Make an exact copy of the lines, leaving the pictures out.

(Data excerpts)
━━━━

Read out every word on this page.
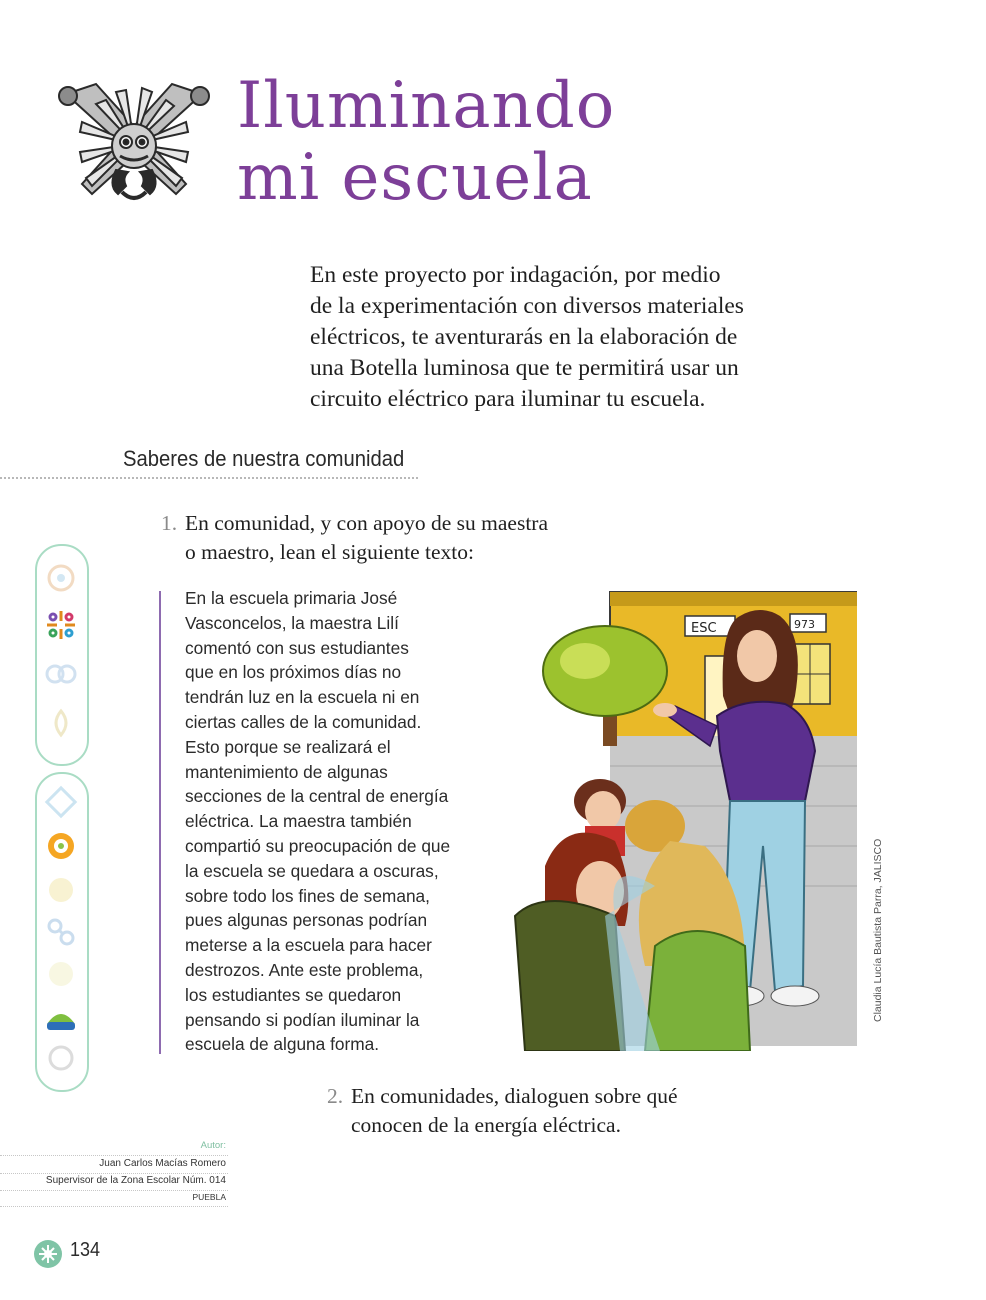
Iluminando
mi escuela
En este proyecto por indagación, por medio
de la experimentación con diversos materiales
eléctricos, te aventurarás en la elaboración de
una Botella luminosa que te permitirá usar un
circuito eléctrico para iluminar tu escuela.
Saberes de nuestra comunidad
1. En comunidad, y con apoyo de su maestra
o maestro, lean el siguiente texto:
En la escuela primaria José
Vasconcelos, la maestra Lilí
comentó con sus estudiantes
que en los próximos días no
tendrán luz en la escuela ni en
ciertas calles de la comunidad.
Esto porque se realizará el
mantenimiento de algunas
secciones de la central de energía
eléctrica. La maestra también
compartió su preocupación de que
la escuela se quedara a oscuras,
sobre todo los fines de semana,
pues algunas personas podrían
meterse a la escuela para hacer
destrozos. Ante este problema,
los estudiantes se quedaron
pensando si podían iluminar la
escuela de alguna forma.
ESC	973
Claudia Lucía Bautista Parra, JALISCO
2. En comunidades, dialoguen sobre qué
conocen de la energía eléctrica.
Autor:
Juan Carlos Macías Romero
Supervisor de la Zona Escolar Núm. 014
PUEBLA
134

━━━━

[FULL OUTPUT]:
Read out every word on this page.
Iluminando
mi escuela
En este proyecto por indagación, por medio
de la experimentación con diversos materiales
eléctricos, te aventurarás en la elaboración de
una Botella luminosa que te permitirá usar un
circuito eléctrico para iluminar tu escuela.
Saberes de nuestra comunidad
1. En comunidad, y con apoyo de su maestra
o maestro, lean el siguiente texto:
En la escuela primaria José
Vasconcelos, la maestra Lilí
comentó con sus estudiantes
que en los próximos días no
tendrán luz en la escuela ni en
ciertas calles de la comunidad.
Esto porque se realizará el
mantenimiento de algunas
secciones de la central de energía
eléctrica. La maestra también
compartió su preocupación de que
la escuela se quedara a oscuras,
sobre todo los fines de semana,
pues algunas personas podrían
meterse a la escuela para hacer
destrozos. Ante este problema,
los estudiantes se quedaron
pensando si podían iluminar la
escuela de alguna forma.
ESC	973
Claudia Lucía Bautista Parra, JALISCO
2. En comunidades, dialoguen sobre qué
conocen de la energía eléctrica.
Autor:
Juan Carlos Macías Romero
Supervisor de la Zona Escolar Núm. 014
PUEBLA
134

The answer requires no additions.